___ PAGE EXTRACT

I hope they add features to 5DIV body.
like focuspoint-spot meter, adjustable exposure comp in manual, and better shutter speed max in aperture..
then I will replace mk III....
else...
no...


----------



## meywd (Jun 25, 2015)

kurcobolja said:


> A bit too late...
> Canon can start making lenses for other mirrorless brands maybe?



too late for what? ???


----------



## neuroanatomist (Jun 25, 2015)

The 72mm filter thread on the current 35L is convenient in terms of sharing filters among the 'holy trinity', but it's overkill for that lens. You can stack three B+W standard filters (total of 15mm mounts) with no effect on vignetting.


----------



## Pixel (Jun 25, 2015)

My current 35 1.4L is pretty much flawless already, I can't justify upgrading what I consider perfect already.


----------



## jeffa4444 (Jun 25, 2015)

The EF100 f2.8L IS USM has a 67mm thread. as do both the non IS and IS versions of the EF70-200mm f4L so the EF35 F1.4L II will not be alone.


----------



## ryebread (Jun 25, 2015)

______

* AIM A: Repeat word for word the part of the Canon lens thread that begins at "too late for" and stops after "effect on vignetting.".
The entries have nothing to do with the forum thread above.

___ ITEMS

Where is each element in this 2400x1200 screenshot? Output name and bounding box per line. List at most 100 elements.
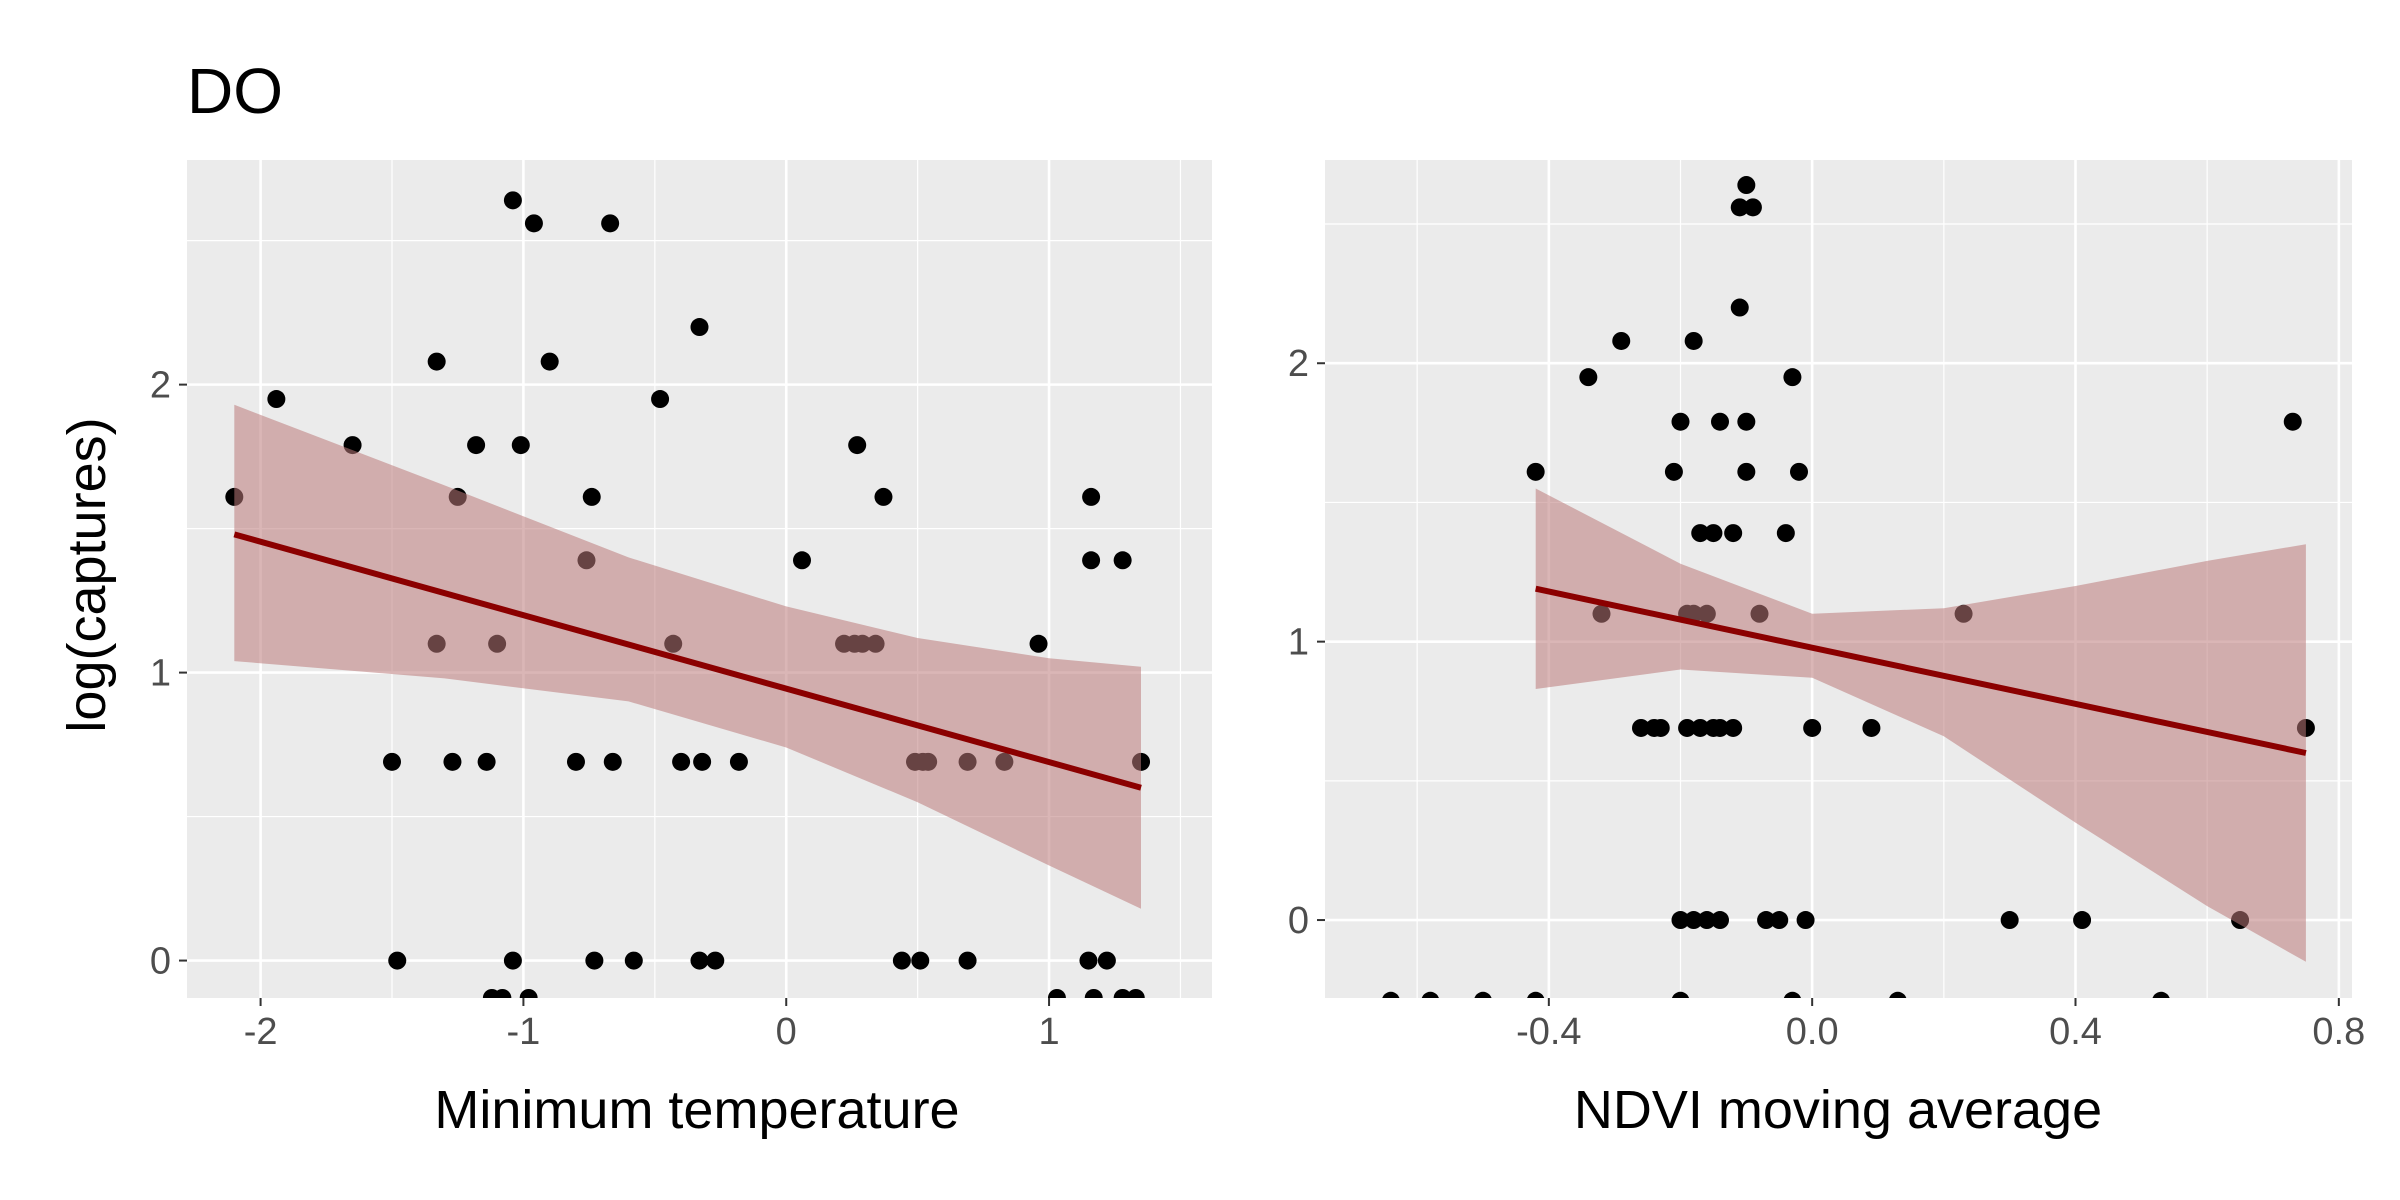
data-point [1082,487,1101,506]
data-point [892,951,911,970]
data-point [2152,991,2170,998]
data-point [1671,991,1690,998]
data-point [624,951,643,970]
data-point [848,436,867,455]
data-point [874,487,893,506]
data-point [1651,718,1670,737]
data-point [1474,991,1492,998]
data-point [524,214,543,233]
data-point [1671,412,1690,431]
x-tick-label: -0.4 [1516,1011,1581,1053]
data-point [1047,989,1066,998]
data-point [1757,911,1776,930]
x-tick-label: -1 [507,1011,541,1053]
data-point [1862,718,1881,737]
data-point [1783,368,1802,387]
data-point [2283,412,2302,431]
regression-line [1535,585,2307,756]
data-point [1790,462,1808,481]
data-point [566,752,585,771]
data-point [729,752,748,771]
data-point [1776,524,1795,543]
data-point [443,752,462,771]
data-point [1783,991,1801,998]
data-point [603,752,622,771]
data-point [388,951,407,970]
confidence-band [1535,488,2306,962]
panel-ndvi-moving-average: -0.4 0.0 0.4 0.8 0 1 2 [1288,160,2365,1053]
data-point [1664,462,1683,481]
data-point [2000,911,2019,930]
data-point [1711,718,1729,737]
data-point [1421,991,1439,998]
data-point [793,551,811,570]
data-point [477,752,496,771]
data-point [467,436,486,455]
data-point [1697,911,1716,930]
data-point [1579,368,1598,387]
data-point [1737,462,1756,481]
y-axis-title: log(captures) [57,417,117,732]
data-point [519,989,538,998]
x-tick-label: 0 [776,1011,797,1053]
data-point [958,951,977,970]
data-point [1730,298,1749,317]
x-tick-label: 0.0 [1786,1011,1839,1053]
data-point [1382,991,1400,998]
data-point [690,318,709,337]
confidence-band [234,404,1142,909]
data-point [1097,951,1116,970]
data-point [511,436,530,455]
data-point [601,214,620,233]
data-point [1889,991,1907,998]
data-point [672,752,691,771]
data-point [706,951,725,970]
data-point [1704,524,1723,543]
data-point [1527,991,1545,998]
data-point [1691,718,1710,737]
y-tick-label: 1 [150,653,171,695]
data-point [911,951,930,970]
x-tick-label: 1 [1038,1011,1059,1053]
data-point [1711,412,1729,431]
data-point [1796,911,1815,930]
x-tick-label: -2 [244,1011,278,1053]
data-point [540,352,559,371]
data-point [690,951,709,970]
data-point [1678,718,1697,737]
data-point [651,390,670,409]
data-point [1711,911,1729,930]
data-point [1084,989,1103,998]
data-point [1724,524,1743,543]
data-point [1770,911,1789,930]
data-point [1737,412,1756,431]
data-point [503,951,522,970]
data-point [2073,911,2092,930]
data-point [1671,911,1690,930]
y-tick-label: 0 [1288,900,1309,942]
data-point [1079,951,1098,970]
y-tick-label: 1 [1288,622,1309,664]
data-point [503,191,522,210]
data-point [1029,634,1048,653]
y-tick-label: 2 [1288,343,1309,385]
data-point [1737,176,1756,195]
data-point [427,352,446,371]
data-point [582,487,601,506]
x-tick-label: 0.8 [2312,1011,2365,1053]
data-point [1743,198,1762,217]
data-point [1632,718,1650,737]
data-point [1724,718,1743,737]
x-axis-title-left: Minimum temperature [434,1080,959,1140]
data-point [1612,331,1631,350]
data-point [585,951,604,970]
y-tick-label: 0 [150,941,171,983]
y-tick-label: 2 [150,365,171,407]
data-point [693,752,712,771]
data-point [1803,718,1822,737]
chart-title: DO [187,55,283,127]
data-point [1082,551,1101,570]
data-point [1526,462,1545,481]
data-point [1684,331,1703,350]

______

* AIM B: Update the lines of the entries, starting at the line with "data-point [1082,487,1101,506]" and ending after the line with "data-point [601,214,620,233]", by changing "regression-line" to "fit-line" and leaving all else unchanged. Give only those lines.

* CORRECT RESPONSE A:
too late for what? ???


----------



## neuroanatomist (Jun 25, 2015)

The 72mm filter thread on the current 35L is convenient in terms of sharing filters among the 'holy trinity', but it's overkill for that lens. You can stack three B+W standard filters (total of 15mm mounts) with no effect on vignetting.

* CORRECT RESPONSE B:
data-point [1082,487,1101,506]
data-point [892,951,911,970]
data-point [2152,991,2170,998]
data-point [1671,991,1690,998]
data-point [624,951,643,970]
data-point [848,436,867,455]
data-point [874,487,893,506]
data-point [1651,718,1670,737]
data-point [1474,991,1492,998]
data-point [524,214,543,233]
data-point [1671,412,1690,431]
x-tick-label: -0.4 [1516,1011,1581,1053]
data-point [1047,989,1066,998]
data-point [1757,911,1776,930]
x-tick-label: -1 [507,1011,541,1053]
data-point [1862,718,1881,737]
data-point [1783,368,1802,387]
data-point [2283,412,2302,431]
fit-line [1535,585,2307,756]
data-point [1790,462,1808,481]
data-point [566,752,585,771]
data-point [729,752,748,771]
data-point [1776,524,1795,543]
data-point [443,752,462,771]
data-point [1783,991,1801,998]
data-point [603,752,622,771]
data-point [388,951,407,970]
confidence-band [1535,488,2306,962]
panel-ndvi-moving-average: -0.4 0.0 0.4 0.8 0 1 2 [1288,160,2365,1053]
data-point [1664,462,1683,481]
data-point [2000,911,2019,930]
data-point [1711,718,1729,737]
data-point [1421,991,1439,998]
data-point [793,551,811,570]
data-point [477,752,496,771]
data-point [467,436,486,455]
data-point [1697,911,1716,930]
data-point [1579,368,1598,387]
data-point [1737,462,1756,481]
y-axis-title: log(captures) [57,417,117,732]
data-point [519,989,538,998]
x-tick-label: 0 [776,1011,797,1053]
data-point [958,951,977,970]
data-point [1730,298,1749,317]
x-tick-label: 0.0 [1786,1011,1839,1053]
data-point [1382,991,1400,998]
data-point [690,318,709,337]
confidence-band [234,404,1142,909]
data-point [1097,951,1116,970]
data-point [511,436,530,455]
data-point [601,214,620,233]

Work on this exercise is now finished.